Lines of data
* * * *
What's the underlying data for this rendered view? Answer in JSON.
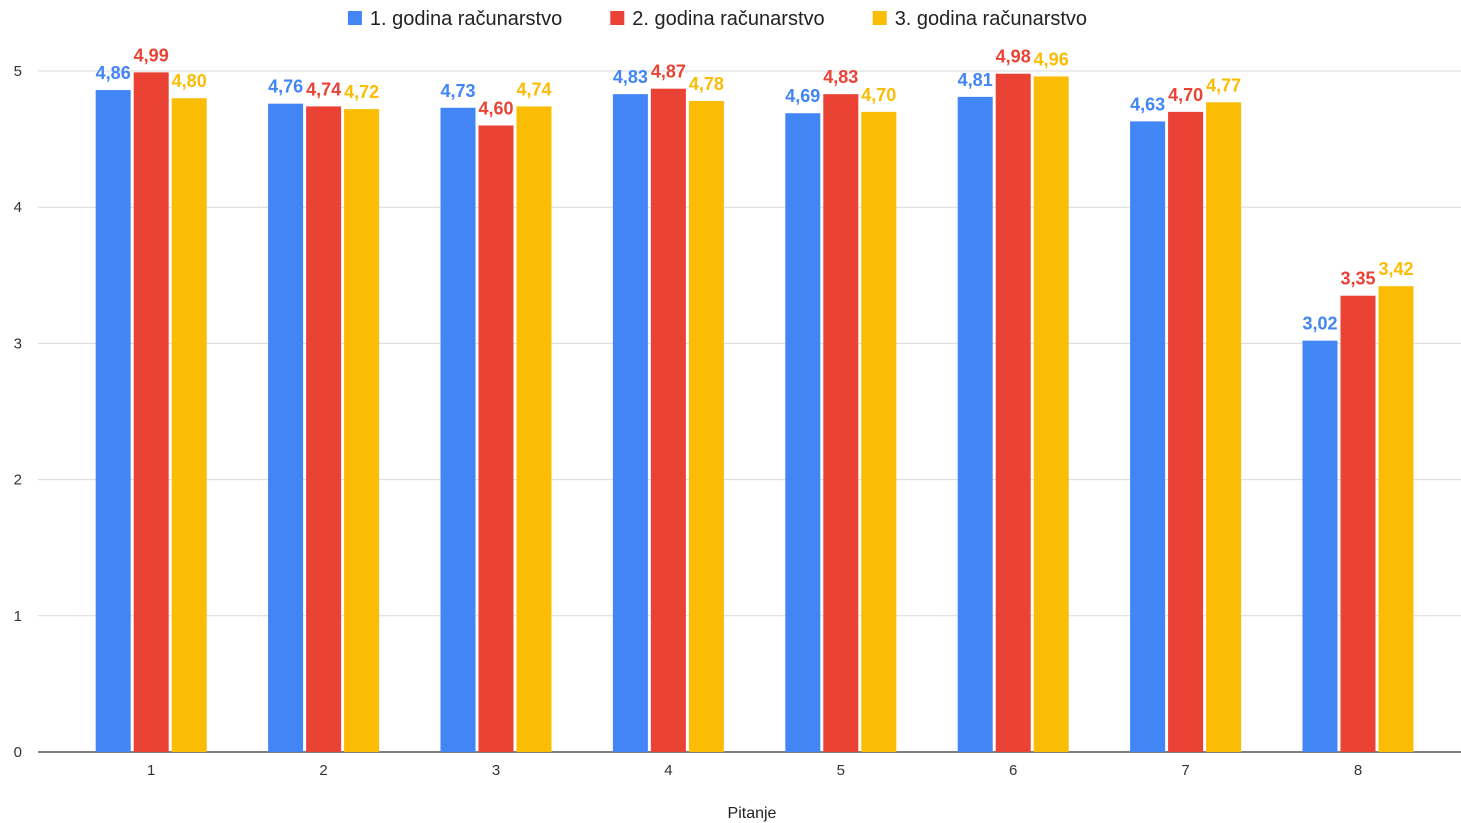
{
  "chart_data": {
    "type": "bar",
    "title": "",
    "xlabel": "Pitanje",
    "ylabel": "",
    "ylim": [
      0,
      5
    ],
    "yticks": [
      "0",
      "1",
      "2",
      "3",
      "4",
      "5"
    ],
    "grid": true,
    "legend_position": "top",
    "categories": [
      "1",
      "2",
      "3",
      "4",
      "5",
      "6",
      "7",
      "8"
    ],
    "series": [
      {
        "name": "1. godina računarstvo",
        "color": "#4285F4",
        "values": [
          4.86,
          4.76,
          4.73,
          4.83,
          4.69,
          4.81,
          4.63,
          3.02
        ],
        "labels": [
          "4,86",
          "4,76",
          "4,73",
          "4,83",
          "4,69",
          "4,81",
          "4,63",
          "3,02"
        ]
      },
      {
        "name": "2. godina računarstvo",
        "color": "#EA4335",
        "values": [
          4.99,
          4.74,
          4.6,
          4.87,
          4.83,
          4.98,
          4.7,
          3.35
        ],
        "labels": [
          "4,99",
          "4,74",
          "4,60",
          "4,87",
          "4,83",
          "4,98",
          "4,70",
          "3,35"
        ]
      },
      {
        "name": "3. godina računarstvo",
        "color": "#FBBC04",
        "values": [
          4.8,
          4.72,
          4.74,
          4.78,
          4.7,
          4.96,
          4.77,
          3.42
        ],
        "labels": [
          "4,80",
          "4,72",
          "4,74",
          "4,78",
          "4,70",
          "4,96",
          "4,77",
          "3,42"
        ]
      }
    ]
  }
}
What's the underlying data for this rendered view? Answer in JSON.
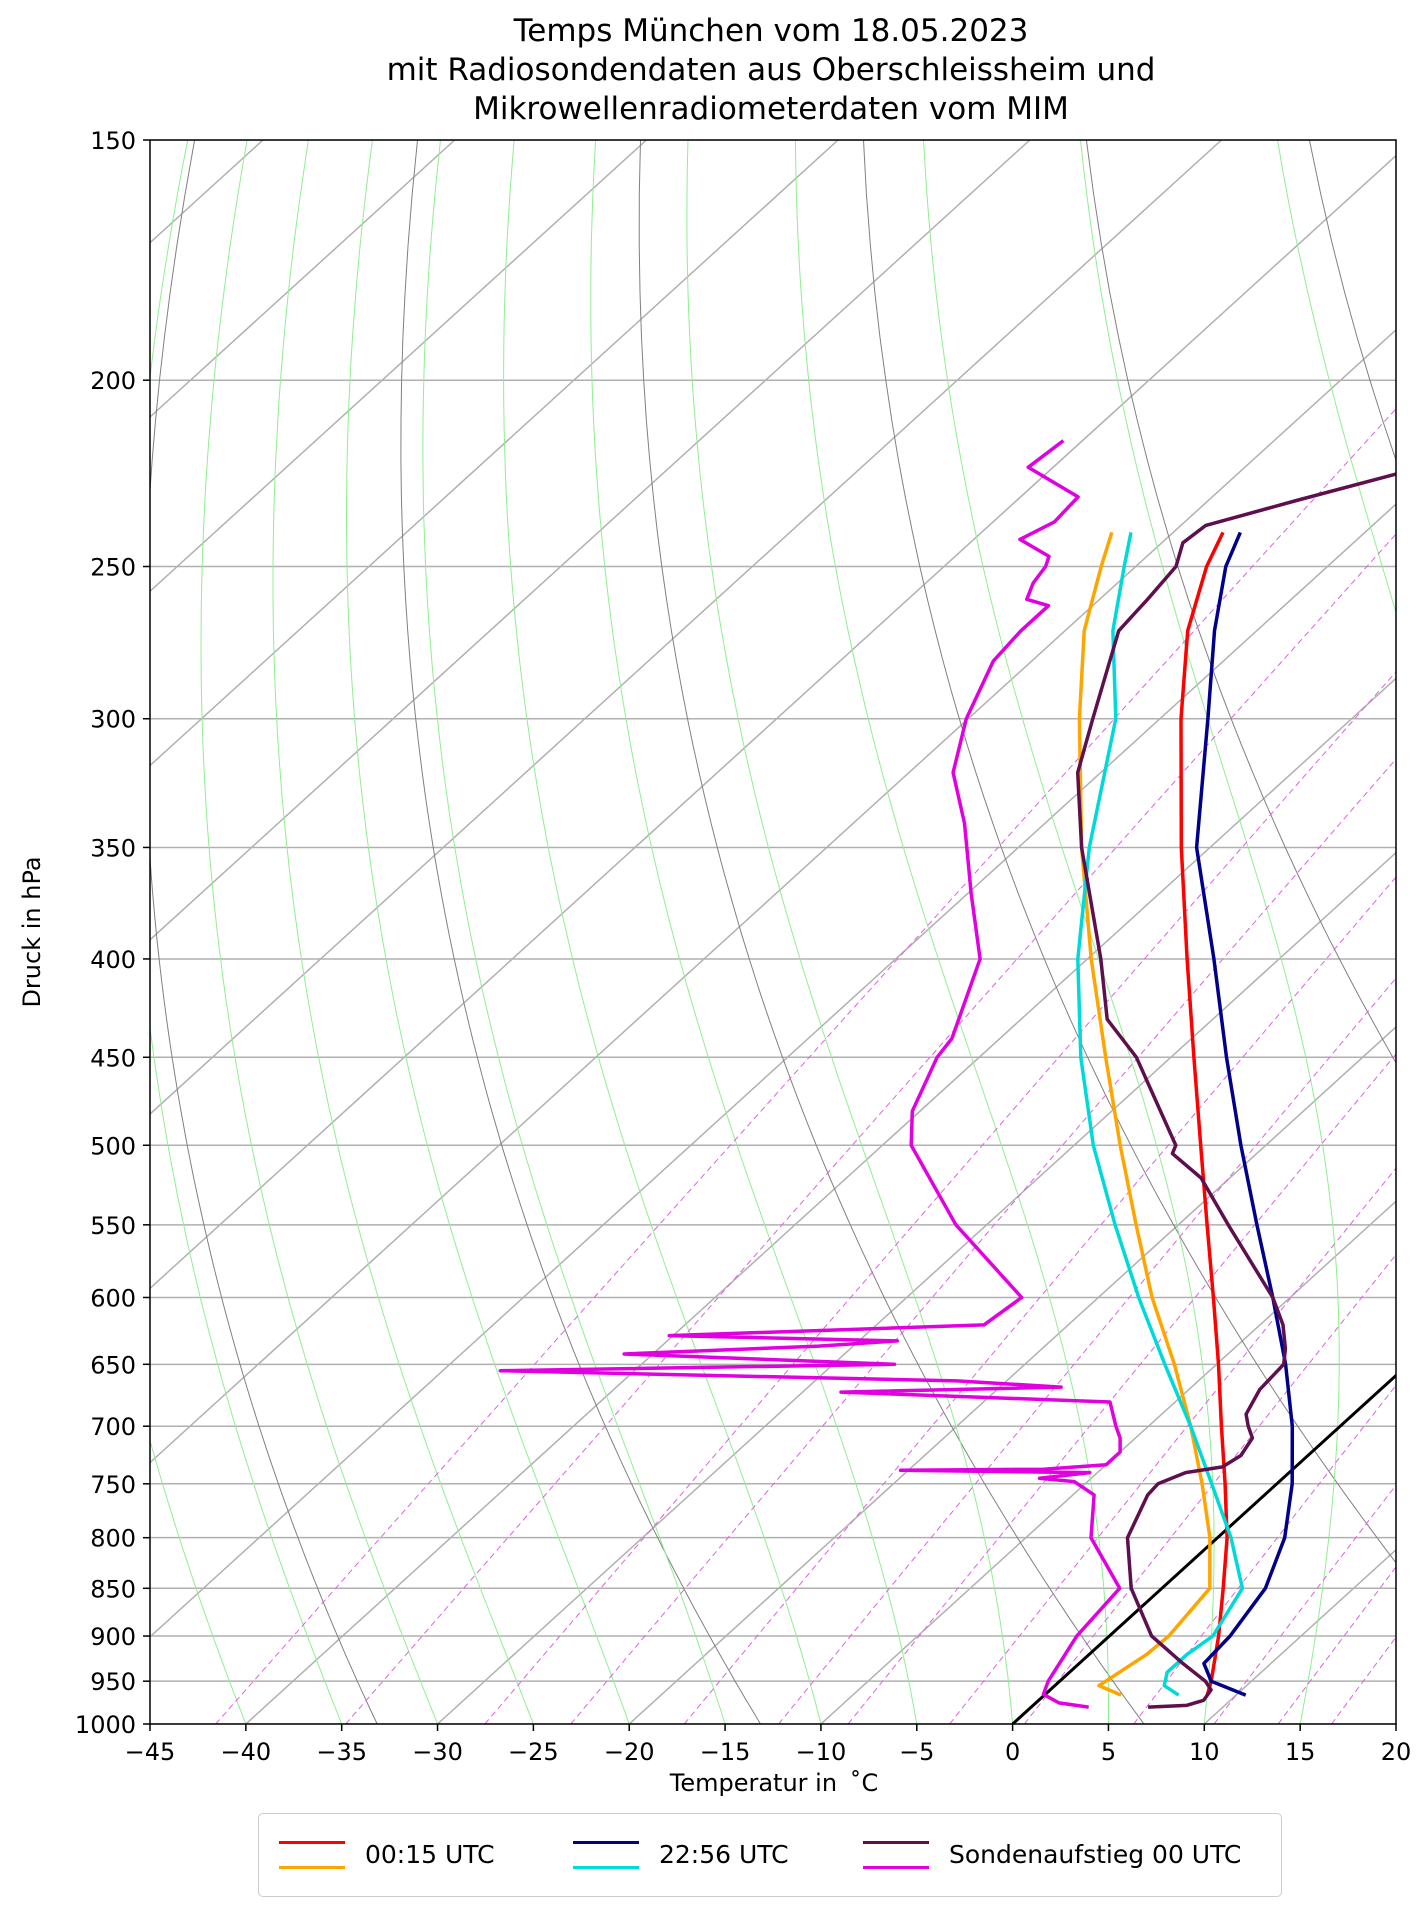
* * * *
Transcribe every entry word for word, but skip the pictures.

What's the underlying data for this rendered view? Answer in JSON.
{
  "chart_data": {
    "type": "bar",
    "title": "",
    "xlabel": "Pitanje",
    "ylabel": "",
    "ylim": [
      0,
      5
    ],
    "yticks": [
      "0",
      "1",
      "2",
      "3",
      "4",
      "5"
    ],
    "grid": true,
    "legend_position": "top",
    "categories": [
      "1",
      "2",
      "3",
      "4",
      "5",
      "6",
      "7",
      "8"
    ],
    "series": [
      {
        "name": "1. godina računarstvo",
        "color": "#4285F4",
        "values": [
          4.86,
          4.76,
          4.73,
          4.83,
          4.69,
          4.81,
          4.63,
          3.02
        ],
        "labels": [
          "4,86",
          "4,76",
          "4,73",
          "4,83",
          "4,69",
          "4,81",
          "4,63",
          "3,02"
        ]
      },
      {
        "name": "2. godina računarstvo",
        "color": "#EA4335",
        "values": [
          4.99,
          4.74,
          4.6,
          4.87,
          4.83,
          4.98,
          4.7,
          3.35
        ],
        "labels": [
          "4,99",
          "4,74",
          "4,60",
          "4,87",
          "4,83",
          "4,98",
          "4,70",
          "3,35"
        ]
      },
      {
        "name": "3. godina računarstvo",
        "color": "#FBBC04",
        "values": [
          4.8,
          4.72,
          4.74,
          4.78,
          4.7,
          4.96,
          4.77,
          3.42
        ],
        "labels": [
          "4,80",
          "4,72",
          "4,74",
          "4,78",
          "4,70",
          "4,96",
          "4,77",
          "3,42"
        ]
      }
    ]
  }
}
What's the underlying data for this rendered view? Answer in JSON.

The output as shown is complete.